List each line of the data in which the string "following" appears.

------ RECORD EXCERPTS ------

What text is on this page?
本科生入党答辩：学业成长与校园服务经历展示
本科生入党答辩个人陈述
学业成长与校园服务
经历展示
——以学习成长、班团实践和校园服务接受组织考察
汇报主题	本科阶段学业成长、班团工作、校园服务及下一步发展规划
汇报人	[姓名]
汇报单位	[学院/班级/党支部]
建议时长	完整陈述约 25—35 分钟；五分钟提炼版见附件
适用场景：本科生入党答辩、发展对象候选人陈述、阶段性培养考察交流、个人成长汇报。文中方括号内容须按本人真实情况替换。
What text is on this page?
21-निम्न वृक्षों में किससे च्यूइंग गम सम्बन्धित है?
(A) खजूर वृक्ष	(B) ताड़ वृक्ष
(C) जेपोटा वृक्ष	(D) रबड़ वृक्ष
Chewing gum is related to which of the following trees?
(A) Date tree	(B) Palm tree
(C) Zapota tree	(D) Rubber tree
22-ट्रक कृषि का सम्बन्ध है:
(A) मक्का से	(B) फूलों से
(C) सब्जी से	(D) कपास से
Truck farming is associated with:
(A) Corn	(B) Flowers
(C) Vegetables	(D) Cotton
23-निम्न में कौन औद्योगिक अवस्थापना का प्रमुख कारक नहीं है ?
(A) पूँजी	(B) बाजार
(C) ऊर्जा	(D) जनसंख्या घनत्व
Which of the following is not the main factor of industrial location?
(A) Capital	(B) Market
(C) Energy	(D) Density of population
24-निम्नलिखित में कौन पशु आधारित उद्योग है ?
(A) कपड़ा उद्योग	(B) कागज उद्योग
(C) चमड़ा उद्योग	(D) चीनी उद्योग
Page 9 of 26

------

• **COMPLETED EXERCISE**:
Chewing gum is related to which of the following trees?
Which of the following is not the main factor of industrial location?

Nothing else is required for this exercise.